### OBJECTIVE
Pull out every line of the records that contains the word "Количество".

━━━ GIVEN DATA ━━━

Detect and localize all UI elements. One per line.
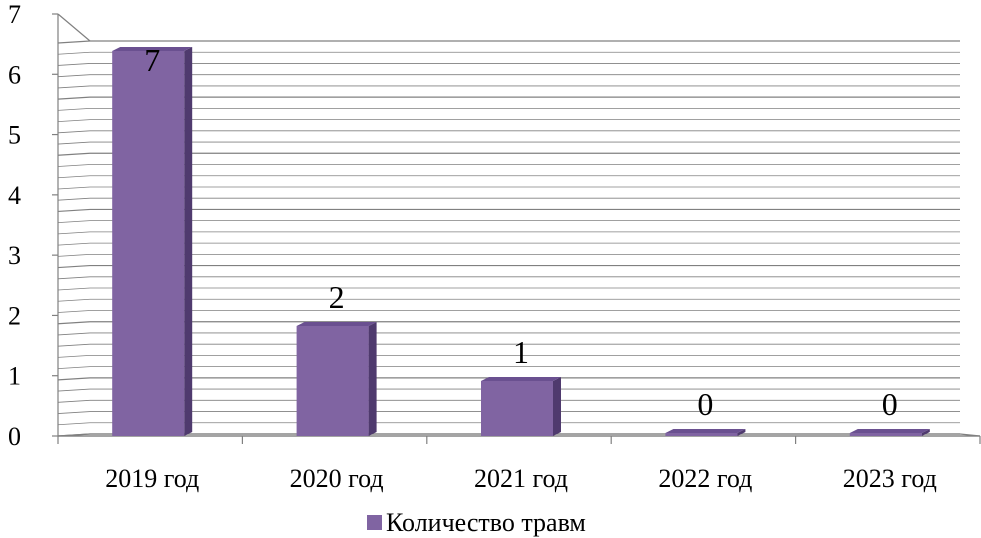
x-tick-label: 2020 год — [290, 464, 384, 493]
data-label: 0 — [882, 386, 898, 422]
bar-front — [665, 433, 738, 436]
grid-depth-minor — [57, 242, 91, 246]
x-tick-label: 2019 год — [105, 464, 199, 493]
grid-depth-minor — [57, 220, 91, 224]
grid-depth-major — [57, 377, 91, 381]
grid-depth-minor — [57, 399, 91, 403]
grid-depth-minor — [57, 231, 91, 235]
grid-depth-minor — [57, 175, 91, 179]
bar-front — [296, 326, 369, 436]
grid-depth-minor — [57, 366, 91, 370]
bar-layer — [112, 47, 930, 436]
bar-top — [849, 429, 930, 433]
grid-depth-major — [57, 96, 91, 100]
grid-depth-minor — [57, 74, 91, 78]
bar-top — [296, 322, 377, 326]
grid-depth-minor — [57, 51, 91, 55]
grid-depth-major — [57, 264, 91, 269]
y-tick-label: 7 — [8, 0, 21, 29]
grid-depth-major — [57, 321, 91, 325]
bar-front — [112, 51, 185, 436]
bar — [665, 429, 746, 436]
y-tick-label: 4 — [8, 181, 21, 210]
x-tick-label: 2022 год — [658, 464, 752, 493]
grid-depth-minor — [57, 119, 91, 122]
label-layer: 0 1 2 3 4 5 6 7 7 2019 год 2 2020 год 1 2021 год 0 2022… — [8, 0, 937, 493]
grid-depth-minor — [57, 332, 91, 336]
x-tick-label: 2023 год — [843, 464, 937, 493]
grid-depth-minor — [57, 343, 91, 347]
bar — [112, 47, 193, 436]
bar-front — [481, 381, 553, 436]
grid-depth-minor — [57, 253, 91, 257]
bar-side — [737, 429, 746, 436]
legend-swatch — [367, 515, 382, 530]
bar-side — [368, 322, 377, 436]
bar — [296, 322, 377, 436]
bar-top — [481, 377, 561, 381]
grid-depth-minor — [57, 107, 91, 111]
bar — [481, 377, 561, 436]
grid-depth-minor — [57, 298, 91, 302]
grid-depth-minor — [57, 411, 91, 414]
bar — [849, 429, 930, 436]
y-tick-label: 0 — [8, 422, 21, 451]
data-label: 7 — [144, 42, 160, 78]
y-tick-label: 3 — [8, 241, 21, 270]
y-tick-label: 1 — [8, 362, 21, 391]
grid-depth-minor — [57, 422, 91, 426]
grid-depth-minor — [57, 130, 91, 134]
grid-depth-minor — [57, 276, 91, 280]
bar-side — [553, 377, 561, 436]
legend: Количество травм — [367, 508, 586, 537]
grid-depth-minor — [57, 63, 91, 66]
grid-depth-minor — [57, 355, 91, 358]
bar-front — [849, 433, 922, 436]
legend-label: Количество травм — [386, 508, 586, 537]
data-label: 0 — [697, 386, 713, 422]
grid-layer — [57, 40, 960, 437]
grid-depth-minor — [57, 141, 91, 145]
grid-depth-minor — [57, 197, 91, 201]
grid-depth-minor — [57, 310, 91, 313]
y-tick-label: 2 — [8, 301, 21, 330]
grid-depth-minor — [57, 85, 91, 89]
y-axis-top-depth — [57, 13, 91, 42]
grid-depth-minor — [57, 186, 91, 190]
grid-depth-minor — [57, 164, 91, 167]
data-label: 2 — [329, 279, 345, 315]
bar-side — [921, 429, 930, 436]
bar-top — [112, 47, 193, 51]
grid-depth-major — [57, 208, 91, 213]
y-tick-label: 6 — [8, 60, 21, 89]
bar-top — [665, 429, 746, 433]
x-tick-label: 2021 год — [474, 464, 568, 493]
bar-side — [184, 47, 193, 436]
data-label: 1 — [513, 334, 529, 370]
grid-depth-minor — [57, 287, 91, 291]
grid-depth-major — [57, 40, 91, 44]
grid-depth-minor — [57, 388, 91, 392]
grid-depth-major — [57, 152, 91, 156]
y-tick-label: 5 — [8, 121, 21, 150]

━━━
━━━ GIVEN DATA ━━━

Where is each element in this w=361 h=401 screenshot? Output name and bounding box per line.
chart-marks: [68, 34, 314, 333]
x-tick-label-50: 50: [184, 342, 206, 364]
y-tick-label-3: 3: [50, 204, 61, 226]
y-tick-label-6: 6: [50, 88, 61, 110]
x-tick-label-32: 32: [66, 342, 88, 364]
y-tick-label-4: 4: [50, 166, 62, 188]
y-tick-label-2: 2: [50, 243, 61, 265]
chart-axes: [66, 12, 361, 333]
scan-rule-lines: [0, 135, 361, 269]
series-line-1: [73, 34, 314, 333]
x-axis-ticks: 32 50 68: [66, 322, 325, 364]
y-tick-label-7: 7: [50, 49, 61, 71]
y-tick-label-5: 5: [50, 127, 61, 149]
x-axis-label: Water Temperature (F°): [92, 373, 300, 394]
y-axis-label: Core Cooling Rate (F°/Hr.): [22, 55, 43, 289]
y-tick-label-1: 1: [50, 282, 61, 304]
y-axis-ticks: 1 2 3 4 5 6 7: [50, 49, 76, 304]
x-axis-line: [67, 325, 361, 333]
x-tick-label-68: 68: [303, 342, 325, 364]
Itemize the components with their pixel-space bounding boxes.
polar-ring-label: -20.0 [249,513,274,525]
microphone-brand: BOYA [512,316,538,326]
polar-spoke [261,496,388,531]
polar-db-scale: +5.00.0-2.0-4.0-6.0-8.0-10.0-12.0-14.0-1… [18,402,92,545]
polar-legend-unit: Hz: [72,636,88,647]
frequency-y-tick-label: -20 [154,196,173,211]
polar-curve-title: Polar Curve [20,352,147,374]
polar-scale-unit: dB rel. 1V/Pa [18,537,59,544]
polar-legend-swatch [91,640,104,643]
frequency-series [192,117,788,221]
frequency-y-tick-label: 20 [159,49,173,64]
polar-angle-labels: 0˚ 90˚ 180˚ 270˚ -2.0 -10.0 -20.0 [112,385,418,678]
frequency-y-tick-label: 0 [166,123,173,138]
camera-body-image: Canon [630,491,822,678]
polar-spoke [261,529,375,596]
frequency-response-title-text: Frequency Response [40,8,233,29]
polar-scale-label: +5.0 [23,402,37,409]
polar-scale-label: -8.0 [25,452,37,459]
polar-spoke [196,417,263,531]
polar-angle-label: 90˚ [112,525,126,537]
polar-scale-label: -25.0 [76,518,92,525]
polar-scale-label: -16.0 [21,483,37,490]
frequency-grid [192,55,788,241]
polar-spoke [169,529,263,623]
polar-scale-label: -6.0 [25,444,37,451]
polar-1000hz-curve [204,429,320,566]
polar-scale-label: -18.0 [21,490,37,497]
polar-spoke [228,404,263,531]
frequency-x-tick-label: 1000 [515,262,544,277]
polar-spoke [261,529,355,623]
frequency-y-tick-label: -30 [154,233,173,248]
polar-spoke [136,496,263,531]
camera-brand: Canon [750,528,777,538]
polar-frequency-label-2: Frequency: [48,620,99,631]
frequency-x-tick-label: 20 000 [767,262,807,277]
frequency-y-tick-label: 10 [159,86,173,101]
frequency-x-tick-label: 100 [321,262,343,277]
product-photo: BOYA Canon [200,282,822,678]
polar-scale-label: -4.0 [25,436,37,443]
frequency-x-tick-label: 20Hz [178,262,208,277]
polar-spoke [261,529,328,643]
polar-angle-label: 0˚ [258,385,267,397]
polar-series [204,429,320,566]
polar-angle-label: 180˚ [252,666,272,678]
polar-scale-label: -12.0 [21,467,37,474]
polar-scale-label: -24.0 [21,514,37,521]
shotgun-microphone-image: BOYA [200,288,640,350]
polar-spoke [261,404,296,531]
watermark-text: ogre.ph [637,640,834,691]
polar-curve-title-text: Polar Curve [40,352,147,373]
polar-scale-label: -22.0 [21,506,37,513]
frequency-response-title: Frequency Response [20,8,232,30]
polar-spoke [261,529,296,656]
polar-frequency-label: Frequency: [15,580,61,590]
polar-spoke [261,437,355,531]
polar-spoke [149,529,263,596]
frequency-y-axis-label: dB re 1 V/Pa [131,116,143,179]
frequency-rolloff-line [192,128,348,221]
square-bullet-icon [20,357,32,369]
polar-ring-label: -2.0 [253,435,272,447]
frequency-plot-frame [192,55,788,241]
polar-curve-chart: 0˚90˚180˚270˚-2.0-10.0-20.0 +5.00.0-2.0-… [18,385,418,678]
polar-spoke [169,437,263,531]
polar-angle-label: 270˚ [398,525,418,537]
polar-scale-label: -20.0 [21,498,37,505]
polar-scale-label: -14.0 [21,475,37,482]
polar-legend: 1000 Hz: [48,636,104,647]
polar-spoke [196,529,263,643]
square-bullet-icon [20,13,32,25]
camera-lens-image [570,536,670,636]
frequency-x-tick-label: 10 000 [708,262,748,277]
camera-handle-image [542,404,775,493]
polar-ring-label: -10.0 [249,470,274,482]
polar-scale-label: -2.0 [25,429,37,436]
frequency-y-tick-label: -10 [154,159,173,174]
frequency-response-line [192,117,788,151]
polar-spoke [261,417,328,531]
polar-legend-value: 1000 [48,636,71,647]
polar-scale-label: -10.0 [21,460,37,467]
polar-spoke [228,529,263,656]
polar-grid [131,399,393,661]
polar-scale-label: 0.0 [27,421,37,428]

━━━
━━━ GIVEN DATA ━━━

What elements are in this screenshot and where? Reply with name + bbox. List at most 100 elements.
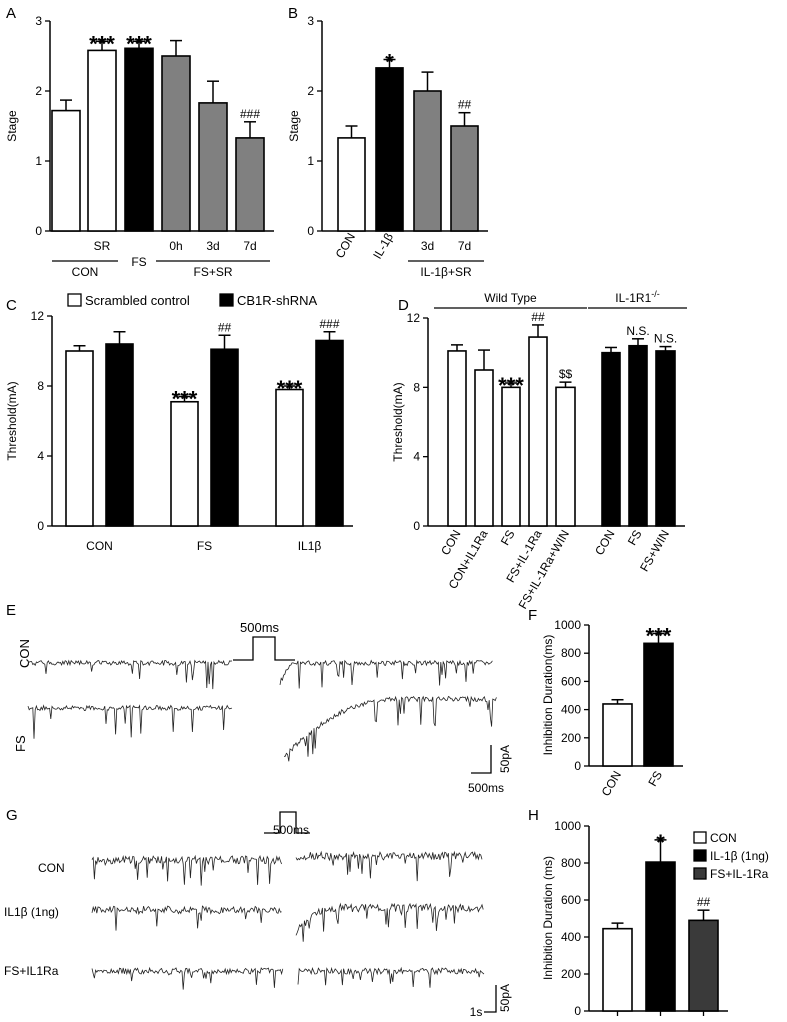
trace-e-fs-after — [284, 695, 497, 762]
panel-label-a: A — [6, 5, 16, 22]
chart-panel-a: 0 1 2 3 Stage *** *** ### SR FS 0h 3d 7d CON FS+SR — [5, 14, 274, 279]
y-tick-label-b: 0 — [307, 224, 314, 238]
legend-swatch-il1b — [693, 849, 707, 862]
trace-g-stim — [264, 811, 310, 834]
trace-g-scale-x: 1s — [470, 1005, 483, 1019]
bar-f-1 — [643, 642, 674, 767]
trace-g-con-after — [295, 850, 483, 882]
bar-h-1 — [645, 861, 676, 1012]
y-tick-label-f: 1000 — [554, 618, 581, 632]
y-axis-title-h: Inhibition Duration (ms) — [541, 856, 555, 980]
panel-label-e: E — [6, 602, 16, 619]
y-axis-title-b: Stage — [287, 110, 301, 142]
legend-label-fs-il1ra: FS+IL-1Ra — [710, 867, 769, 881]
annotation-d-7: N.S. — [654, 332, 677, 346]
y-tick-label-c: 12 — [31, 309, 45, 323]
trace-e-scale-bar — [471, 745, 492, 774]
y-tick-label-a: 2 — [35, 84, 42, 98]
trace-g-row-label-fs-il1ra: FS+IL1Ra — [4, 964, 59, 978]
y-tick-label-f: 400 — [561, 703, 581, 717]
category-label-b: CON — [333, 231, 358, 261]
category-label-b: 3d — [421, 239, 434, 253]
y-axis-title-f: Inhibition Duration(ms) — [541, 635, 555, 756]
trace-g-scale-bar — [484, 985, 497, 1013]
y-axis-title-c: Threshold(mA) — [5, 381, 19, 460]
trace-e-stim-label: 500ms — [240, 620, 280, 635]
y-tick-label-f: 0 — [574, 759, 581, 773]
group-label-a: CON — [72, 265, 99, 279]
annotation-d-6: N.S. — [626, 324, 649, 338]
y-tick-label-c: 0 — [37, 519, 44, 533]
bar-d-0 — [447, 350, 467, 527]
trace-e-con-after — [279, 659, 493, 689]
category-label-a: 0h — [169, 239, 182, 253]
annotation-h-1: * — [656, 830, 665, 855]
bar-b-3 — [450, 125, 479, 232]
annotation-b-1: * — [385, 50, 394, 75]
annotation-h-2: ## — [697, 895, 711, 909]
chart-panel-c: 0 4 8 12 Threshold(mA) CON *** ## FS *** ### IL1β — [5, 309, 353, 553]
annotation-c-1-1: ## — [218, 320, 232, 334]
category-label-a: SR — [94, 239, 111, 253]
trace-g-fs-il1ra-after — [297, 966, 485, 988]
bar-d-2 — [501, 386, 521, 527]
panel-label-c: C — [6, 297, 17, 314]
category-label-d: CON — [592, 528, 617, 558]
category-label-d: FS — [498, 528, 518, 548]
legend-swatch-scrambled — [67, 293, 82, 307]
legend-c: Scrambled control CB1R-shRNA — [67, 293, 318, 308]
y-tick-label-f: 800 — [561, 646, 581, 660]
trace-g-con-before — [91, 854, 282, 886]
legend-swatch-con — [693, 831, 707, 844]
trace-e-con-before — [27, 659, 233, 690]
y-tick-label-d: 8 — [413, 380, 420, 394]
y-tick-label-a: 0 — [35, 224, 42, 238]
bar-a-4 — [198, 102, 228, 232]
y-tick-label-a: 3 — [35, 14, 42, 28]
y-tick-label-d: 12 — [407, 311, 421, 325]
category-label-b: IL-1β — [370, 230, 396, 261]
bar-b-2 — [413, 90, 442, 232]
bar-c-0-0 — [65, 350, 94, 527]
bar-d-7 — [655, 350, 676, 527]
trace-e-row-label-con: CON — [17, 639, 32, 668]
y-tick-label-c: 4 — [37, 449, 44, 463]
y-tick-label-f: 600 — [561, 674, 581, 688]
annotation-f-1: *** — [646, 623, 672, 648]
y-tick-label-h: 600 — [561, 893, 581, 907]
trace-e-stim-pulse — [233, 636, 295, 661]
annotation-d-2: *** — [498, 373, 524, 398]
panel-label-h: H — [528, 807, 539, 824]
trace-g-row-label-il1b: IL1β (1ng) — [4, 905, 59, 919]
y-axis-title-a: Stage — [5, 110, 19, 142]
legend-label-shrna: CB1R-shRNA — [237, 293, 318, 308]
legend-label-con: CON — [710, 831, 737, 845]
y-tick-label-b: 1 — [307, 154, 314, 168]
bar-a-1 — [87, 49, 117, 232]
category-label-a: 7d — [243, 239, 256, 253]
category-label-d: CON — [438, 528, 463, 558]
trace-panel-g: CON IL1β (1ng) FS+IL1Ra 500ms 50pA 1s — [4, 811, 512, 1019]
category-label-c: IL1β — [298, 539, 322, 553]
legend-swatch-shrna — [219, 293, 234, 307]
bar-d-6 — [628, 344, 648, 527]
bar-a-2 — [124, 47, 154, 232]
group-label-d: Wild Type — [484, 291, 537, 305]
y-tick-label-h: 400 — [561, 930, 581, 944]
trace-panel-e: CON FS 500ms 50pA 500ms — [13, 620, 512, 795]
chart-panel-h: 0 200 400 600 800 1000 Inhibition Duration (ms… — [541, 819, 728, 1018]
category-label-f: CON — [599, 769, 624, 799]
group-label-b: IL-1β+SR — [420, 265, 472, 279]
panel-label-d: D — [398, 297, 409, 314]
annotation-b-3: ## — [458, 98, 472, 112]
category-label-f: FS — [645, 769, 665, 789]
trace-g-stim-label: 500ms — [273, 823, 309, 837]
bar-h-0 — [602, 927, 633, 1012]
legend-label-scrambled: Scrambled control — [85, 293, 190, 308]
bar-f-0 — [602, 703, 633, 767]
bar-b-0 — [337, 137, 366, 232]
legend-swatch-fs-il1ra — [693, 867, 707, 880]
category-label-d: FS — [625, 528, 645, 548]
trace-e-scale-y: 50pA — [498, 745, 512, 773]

━━━

### EXERCISE OUTPUT
legend: Количество травм — [367, 508, 586, 537]
legend-label: Количество травм — [386, 508, 586, 537]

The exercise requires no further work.